Extracted data entries:
— START —

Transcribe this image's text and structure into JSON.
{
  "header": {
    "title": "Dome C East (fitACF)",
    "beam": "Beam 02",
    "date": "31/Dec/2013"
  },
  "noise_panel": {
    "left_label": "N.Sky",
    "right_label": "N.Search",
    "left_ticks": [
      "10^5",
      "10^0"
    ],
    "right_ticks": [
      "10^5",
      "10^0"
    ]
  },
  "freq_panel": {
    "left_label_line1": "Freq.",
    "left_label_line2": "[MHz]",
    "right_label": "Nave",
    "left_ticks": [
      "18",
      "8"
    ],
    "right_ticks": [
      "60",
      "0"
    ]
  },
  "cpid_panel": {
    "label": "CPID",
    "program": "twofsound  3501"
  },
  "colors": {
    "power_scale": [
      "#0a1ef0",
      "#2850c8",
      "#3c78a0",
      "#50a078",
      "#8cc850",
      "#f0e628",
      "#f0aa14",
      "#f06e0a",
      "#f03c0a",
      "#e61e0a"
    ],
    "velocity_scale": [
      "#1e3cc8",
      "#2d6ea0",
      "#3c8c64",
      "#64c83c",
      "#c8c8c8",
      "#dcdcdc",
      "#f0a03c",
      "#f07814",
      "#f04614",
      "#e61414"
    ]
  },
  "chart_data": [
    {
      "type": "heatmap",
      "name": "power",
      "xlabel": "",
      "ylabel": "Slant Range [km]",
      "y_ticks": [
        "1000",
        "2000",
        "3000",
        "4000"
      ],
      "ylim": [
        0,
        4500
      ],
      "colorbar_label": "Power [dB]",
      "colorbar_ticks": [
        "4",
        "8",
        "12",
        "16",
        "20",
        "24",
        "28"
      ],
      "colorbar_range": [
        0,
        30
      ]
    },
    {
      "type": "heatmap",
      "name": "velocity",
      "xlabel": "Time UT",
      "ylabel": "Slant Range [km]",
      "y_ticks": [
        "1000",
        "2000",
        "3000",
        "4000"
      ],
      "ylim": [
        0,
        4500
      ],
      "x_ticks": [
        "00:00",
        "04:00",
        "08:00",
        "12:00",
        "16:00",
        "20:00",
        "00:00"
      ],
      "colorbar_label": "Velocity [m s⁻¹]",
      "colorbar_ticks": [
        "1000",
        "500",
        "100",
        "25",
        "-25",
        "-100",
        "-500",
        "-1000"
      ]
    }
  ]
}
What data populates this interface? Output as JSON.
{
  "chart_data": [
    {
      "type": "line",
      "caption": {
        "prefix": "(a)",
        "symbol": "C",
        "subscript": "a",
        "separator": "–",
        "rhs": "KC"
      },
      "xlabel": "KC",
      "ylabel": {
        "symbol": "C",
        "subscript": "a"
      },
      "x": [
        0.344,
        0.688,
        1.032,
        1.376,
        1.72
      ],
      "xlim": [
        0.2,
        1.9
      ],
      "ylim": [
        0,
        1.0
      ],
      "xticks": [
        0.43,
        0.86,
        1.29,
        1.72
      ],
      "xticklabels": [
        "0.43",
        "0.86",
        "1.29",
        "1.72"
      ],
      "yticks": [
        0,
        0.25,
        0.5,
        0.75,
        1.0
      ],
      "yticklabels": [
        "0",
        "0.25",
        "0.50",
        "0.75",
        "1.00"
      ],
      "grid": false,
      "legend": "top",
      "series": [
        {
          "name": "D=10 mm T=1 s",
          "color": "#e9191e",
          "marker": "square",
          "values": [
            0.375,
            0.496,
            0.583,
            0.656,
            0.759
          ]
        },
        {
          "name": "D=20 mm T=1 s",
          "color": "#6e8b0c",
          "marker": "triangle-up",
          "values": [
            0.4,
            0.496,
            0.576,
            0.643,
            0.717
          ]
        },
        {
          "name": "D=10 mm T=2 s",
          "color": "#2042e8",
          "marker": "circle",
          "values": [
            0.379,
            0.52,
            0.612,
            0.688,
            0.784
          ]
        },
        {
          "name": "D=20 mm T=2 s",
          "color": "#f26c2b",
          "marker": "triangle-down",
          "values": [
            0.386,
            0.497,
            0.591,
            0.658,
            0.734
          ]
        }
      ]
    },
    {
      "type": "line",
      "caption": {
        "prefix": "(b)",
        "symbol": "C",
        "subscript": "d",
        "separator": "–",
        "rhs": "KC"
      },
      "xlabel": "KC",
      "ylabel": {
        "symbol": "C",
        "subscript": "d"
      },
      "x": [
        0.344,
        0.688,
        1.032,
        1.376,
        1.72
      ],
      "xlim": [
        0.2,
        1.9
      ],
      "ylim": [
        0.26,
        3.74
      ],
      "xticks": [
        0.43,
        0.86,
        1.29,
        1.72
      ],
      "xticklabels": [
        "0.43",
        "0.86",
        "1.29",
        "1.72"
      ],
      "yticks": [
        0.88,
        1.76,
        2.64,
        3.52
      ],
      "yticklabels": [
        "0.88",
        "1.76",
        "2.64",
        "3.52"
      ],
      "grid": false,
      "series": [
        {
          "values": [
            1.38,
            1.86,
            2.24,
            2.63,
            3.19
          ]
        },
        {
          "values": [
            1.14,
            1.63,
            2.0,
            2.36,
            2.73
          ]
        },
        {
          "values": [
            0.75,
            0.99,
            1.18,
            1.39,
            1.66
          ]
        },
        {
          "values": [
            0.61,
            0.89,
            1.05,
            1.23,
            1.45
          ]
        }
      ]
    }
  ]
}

— END —

Required work: From the entries above, collect every line with the string "JSON" in it.

Answer to this task:
Transcribe this image's text and structure into JSON.
What data populates this interface? Output as JSON.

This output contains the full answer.